[Collection entries]
-------------------------

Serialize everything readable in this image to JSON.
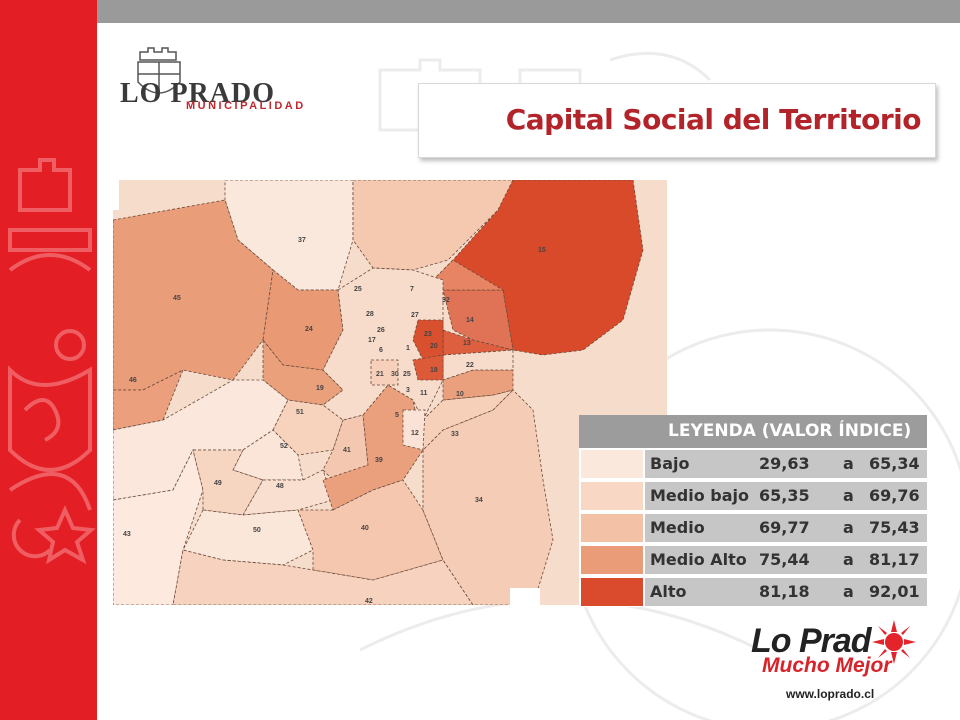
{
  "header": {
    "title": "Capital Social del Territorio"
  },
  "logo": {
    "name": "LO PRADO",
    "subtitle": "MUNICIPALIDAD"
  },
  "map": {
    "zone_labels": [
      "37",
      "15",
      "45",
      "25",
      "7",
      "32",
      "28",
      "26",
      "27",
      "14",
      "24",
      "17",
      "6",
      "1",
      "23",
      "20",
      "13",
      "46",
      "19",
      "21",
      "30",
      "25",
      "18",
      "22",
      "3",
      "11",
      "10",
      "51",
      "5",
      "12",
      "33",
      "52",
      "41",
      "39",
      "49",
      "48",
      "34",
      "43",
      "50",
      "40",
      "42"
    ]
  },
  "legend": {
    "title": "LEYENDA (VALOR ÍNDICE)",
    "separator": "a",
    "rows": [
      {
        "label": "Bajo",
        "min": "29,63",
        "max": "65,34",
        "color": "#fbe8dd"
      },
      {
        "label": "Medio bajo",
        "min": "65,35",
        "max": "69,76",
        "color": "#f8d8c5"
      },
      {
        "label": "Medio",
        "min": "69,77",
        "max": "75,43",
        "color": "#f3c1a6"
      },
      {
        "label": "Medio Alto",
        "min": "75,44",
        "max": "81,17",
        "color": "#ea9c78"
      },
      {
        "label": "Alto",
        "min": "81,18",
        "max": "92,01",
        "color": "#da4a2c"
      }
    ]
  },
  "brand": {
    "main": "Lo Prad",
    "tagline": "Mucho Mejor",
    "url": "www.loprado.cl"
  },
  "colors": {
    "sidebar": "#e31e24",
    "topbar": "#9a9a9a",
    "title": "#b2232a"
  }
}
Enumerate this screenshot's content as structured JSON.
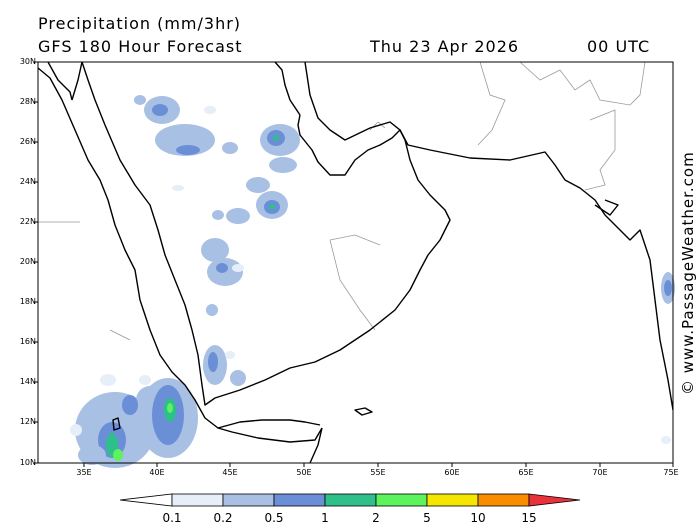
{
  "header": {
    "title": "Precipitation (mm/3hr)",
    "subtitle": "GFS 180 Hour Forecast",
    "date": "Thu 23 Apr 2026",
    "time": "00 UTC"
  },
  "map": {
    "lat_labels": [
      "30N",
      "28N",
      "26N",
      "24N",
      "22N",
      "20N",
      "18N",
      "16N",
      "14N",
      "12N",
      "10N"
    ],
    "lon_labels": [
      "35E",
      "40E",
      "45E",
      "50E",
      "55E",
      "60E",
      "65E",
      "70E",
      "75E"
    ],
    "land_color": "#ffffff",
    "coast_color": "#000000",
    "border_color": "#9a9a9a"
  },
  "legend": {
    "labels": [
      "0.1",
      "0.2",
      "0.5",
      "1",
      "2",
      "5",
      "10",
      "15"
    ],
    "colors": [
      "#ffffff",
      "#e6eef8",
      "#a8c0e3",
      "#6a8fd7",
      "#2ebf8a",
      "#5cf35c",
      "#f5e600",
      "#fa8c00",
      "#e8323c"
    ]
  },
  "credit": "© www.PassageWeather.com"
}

-------------------------

### SET PROBLEM
Retype the whole listing, keeping every line identical and omitting all pictures.

### ANSWER TO THE EXERCISE
Serialize everything readable in this image to JSON.
{
  "header": {
    "title": "Capital Social del Territorio"
  },
  "logo": {
    "name": "LO PRADO",
    "subtitle": "MUNICIPALIDAD"
  },
  "map": {
    "zone_labels": [
      "37",
      "15",
      "45",
      "25",
      "7",
      "32",
      "28",
      "26",
      "27",
      "14",
      "24",
      "17",
      "6",
      "1",
      "23",
      "20",
      "13",
      "46",
      "19",
      "21",
      "30",
      "25",
      "18",
      "22",
      "3",
      "11",
      "10",
      "51",
      "5",
      "12",
      "33",
      "52",
      "41",
      "39",
      "49",
      "48",
      "34",
      "43",
      "50",
      "40",
      "42"
    ]
  },
  "legend": {
    "title": "LEYENDA (VALOR ÍNDICE)",
    "separator": "a",
    "rows": [
      {
        "label": "Bajo",
        "min": "29,63",
        "max": "65,34",
        "color": "#fbe8dd"
      },
      {
        "label": "Medio bajo",
        "min": "65,35",
        "max": "69,76",
        "color": "#f8d8c5"
      },
      {
        "label": "Medio",
        "min": "69,77",
        "max": "75,43",
        "color": "#f3c1a6"
      },
      {
        "label": "Medio Alto",
        "min": "75,44",
        "max": "81,17",
        "color": "#ea9c78"
      },
      {
        "label": "Alto",
        "min": "81,18",
        "max": "92,01",
        "color": "#da4a2c"
      }
    ]
  },
  "brand": {
    "main": "Lo Prad",
    "tagline": "Mucho Mejor",
    "url": "www.loprado.cl"
  },
  "colors": {
    "sidebar": "#e31e24",
    "topbar": "#9a9a9a",
    "title": "#b2232a"
  }
}
Enumerate this screenshot's content as structured JSON.
{
  "header": {
    "title": "Precipitation (mm/3hr)",
    "subtitle": "GFS 180 Hour Forecast",
    "date": "Thu 23 Apr 2026",
    "time": "00 UTC"
  },
  "map": {
    "lat_labels": [
      "30N",
      "28N",
      "26N",
      "24N",
      "22N",
      "20N",
      "18N",
      "16N",
      "14N",
      "12N",
      "10N"
    ],
    "lon_labels": [
      "35E",
      "40E",
      "45E",
      "50E",
      "55E",
      "60E",
      "65E",
      "70E",
      "75E"
    ],
    "land_color": "#ffffff",
    "coast_color": "#000000",
    "border_color": "#9a9a9a"
  },
  "legend": {
    "labels": [
      "0.1",
      "0.2",
      "0.5",
      "1",
      "2",
      "5",
      "10",
      "15"
    ],
    "colors": [
      "#ffffff",
      "#e6eef8",
      "#a8c0e3",
      "#6a8fd7",
      "#2ebf8a",
      "#5cf35c",
      "#f5e600",
      "#fa8c00",
      "#e8323c"
    ]
  },
  "credit": "© www.PassageWeather.com"
}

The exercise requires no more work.